Stored data entries:
>>

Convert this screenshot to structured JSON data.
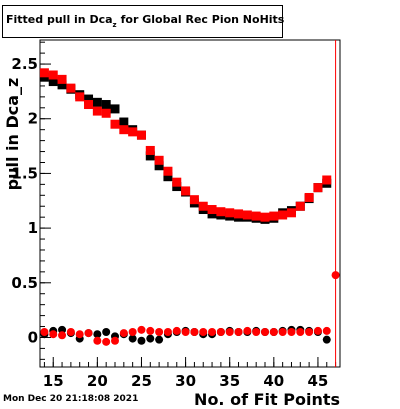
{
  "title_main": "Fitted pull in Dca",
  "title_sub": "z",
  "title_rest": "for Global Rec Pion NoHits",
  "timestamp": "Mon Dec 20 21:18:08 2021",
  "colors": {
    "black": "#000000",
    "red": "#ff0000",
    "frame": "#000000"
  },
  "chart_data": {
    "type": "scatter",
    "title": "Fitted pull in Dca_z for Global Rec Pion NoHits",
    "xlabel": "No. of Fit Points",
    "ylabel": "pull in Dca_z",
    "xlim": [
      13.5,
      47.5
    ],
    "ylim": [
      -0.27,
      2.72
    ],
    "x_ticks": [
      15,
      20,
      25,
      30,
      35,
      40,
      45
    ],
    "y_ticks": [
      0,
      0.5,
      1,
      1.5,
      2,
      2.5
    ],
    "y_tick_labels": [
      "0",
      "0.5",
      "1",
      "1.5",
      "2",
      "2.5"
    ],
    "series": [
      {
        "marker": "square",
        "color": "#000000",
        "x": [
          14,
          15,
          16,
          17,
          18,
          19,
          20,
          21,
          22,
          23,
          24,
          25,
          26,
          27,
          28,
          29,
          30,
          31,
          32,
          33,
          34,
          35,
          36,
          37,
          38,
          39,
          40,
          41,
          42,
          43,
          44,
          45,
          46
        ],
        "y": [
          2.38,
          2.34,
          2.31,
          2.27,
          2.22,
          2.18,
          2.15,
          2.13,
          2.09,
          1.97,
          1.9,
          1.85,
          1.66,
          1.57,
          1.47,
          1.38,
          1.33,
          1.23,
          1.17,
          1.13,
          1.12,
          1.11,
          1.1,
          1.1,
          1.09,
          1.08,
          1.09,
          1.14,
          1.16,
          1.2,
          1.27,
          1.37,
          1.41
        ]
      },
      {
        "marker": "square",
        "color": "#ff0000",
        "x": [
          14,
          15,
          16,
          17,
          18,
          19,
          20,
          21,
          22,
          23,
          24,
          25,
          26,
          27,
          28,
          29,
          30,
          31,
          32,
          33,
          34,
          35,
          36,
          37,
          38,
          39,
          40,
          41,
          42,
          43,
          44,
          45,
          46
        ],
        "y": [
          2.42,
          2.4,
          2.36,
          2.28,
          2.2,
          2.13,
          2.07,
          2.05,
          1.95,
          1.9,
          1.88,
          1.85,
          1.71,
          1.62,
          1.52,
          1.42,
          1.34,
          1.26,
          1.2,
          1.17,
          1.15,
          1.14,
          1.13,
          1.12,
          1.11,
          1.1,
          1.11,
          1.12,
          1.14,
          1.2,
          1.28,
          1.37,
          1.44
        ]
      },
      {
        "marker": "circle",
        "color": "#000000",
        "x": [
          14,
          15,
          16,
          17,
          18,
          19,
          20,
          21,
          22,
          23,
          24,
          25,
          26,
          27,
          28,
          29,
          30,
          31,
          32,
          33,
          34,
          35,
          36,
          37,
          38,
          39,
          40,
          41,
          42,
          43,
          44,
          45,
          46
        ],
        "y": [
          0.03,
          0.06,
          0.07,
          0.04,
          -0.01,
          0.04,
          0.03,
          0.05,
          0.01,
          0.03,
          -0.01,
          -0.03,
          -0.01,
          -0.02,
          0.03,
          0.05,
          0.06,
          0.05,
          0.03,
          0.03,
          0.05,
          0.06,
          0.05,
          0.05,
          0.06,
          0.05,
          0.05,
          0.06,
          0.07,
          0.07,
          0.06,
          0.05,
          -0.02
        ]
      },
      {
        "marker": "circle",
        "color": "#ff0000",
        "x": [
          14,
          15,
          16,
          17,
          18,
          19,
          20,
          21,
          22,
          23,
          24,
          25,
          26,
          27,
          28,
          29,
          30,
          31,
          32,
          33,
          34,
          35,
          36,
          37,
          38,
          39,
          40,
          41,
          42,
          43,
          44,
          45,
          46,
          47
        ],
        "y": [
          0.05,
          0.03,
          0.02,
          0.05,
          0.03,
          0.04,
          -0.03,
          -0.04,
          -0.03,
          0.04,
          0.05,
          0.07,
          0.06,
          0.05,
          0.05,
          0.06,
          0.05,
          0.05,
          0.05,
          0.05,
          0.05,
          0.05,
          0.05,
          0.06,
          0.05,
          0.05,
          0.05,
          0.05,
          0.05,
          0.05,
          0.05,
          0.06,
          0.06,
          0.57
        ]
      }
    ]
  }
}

<<

Direction: Nothing in the entries should change as you copy them, except that the pictures are left out.

Written solution:
Convert this screenshot to structured JSON data.
{
  "title_main": "Fitted pull in Dca",
  "title_sub": "z",
  "title_rest": "for Global Rec Pion NoHits",
  "timestamp": "Mon Dec 20 21:18:08 2021",
  "colors": {
    "black": "#000000",
    "red": "#ff0000",
    "frame": "#000000"
  },
  "chart_data": {
    "type": "scatter",
    "title": "Fitted pull in Dca_z for Global Rec Pion NoHits",
    "xlabel": "No. of Fit Points",
    "ylabel": "pull in Dca_z",
    "xlim": [
      13.5,
      47.5
    ],
    "ylim": [
      -0.27,
      2.72
    ],
    "x_ticks": [
      15,
      20,
      25,
      30,
      35,
      40,
      45
    ],
    "y_ticks": [
      0,
      0.5,
      1,
      1.5,
      2,
      2.5
    ],
    "y_tick_labels": [
      "0",
      "0.5",
      "1",
      "1.5",
      "2",
      "2.5"
    ],
    "series": [
      {
        "marker": "square",
        "color": "#000000",
        "x": [
          14,
          15,
          16,
          17,
          18,
          19,
          20,
          21,
          22,
          23,
          24,
          25,
          26,
          27,
          28,
          29,
          30,
          31,
          32,
          33,
          34,
          35,
          36,
          37,
          38,
          39,
          40,
          41,
          42,
          43,
          44,
          45,
          46
        ],
        "y": [
          2.38,
          2.34,
          2.31,
          2.27,
          2.22,
          2.18,
          2.15,
          2.13,
          2.09,
          1.97,
          1.9,
          1.85,
          1.66,
          1.57,
          1.47,
          1.38,
          1.33,
          1.23,
          1.17,
          1.13,
          1.12,
          1.11,
          1.1,
          1.1,
          1.09,
          1.08,
          1.09,
          1.14,
          1.16,
          1.2,
          1.27,
          1.37,
          1.41
        ]
      },
      {
        "marker": "square",
        "color": "#ff0000",
        "x": [
          14,
          15,
          16,
          17,
          18,
          19,
          20,
          21,
          22,
          23,
          24,
          25,
          26,
          27,
          28,
          29,
          30,
          31,
          32,
          33,
          34,
          35,
          36,
          37,
          38,
          39,
          40,
          41,
          42,
          43,
          44,
          45,
          46
        ],
        "y": [
          2.42,
          2.4,
          2.36,
          2.28,
          2.2,
          2.13,
          2.07,
          2.05,
          1.95,
          1.9,
          1.88,
          1.85,
          1.71,
          1.62,
          1.52,
          1.42,
          1.34,
          1.26,
          1.2,
          1.17,
          1.15,
          1.14,
          1.13,
          1.12,
          1.11,
          1.1,
          1.11,
          1.12,
          1.14,
          1.2,
          1.28,
          1.37,
          1.44
        ]
      },
      {
        "marker": "circle",
        "color": "#000000",
        "x": [
          14,
          15,
          16,
          17,
          18,
          19,
          20,
          21,
          22,
          23,
          24,
          25,
          26,
          27,
          28,
          29,
          30,
          31,
          32,
          33,
          34,
          35,
          36,
          37,
          38,
          39,
          40,
          41,
          42,
          43,
          44,
          45,
          46
        ],
        "y": [
          0.03,
          0.06,
          0.07,
          0.04,
          -0.01,
          0.04,
          0.03,
          0.05,
          0.01,
          0.03,
          -0.01,
          -0.03,
          -0.01,
          -0.02,
          0.03,
          0.05,
          0.06,
          0.05,
          0.03,
          0.03,
          0.05,
          0.06,
          0.05,
          0.05,
          0.06,
          0.05,
          0.05,
          0.06,
          0.07,
          0.07,
          0.06,
          0.05,
          -0.02
        ]
      },
      {
        "marker": "circle",
        "color": "#ff0000",
        "x": [
          14,
          15,
          16,
          17,
          18,
          19,
          20,
          21,
          22,
          23,
          24,
          25,
          26,
          27,
          28,
          29,
          30,
          31,
          32,
          33,
          34,
          35,
          36,
          37,
          38,
          39,
          40,
          41,
          42,
          43,
          44,
          45,
          46,
          47
        ],
        "y": [
          0.05,
          0.03,
          0.02,
          0.05,
          0.03,
          0.04,
          -0.03,
          -0.04,
          -0.03,
          0.04,
          0.05,
          0.07,
          0.06,
          0.05,
          0.05,
          0.06,
          0.05,
          0.05,
          0.05,
          0.05,
          0.05,
          0.05,
          0.05,
          0.06,
          0.05,
          0.05,
          0.05,
          0.05,
          0.05,
          0.05,
          0.05,
          0.06,
          0.06,
          0.57
        ]
      }
    ]
  }
}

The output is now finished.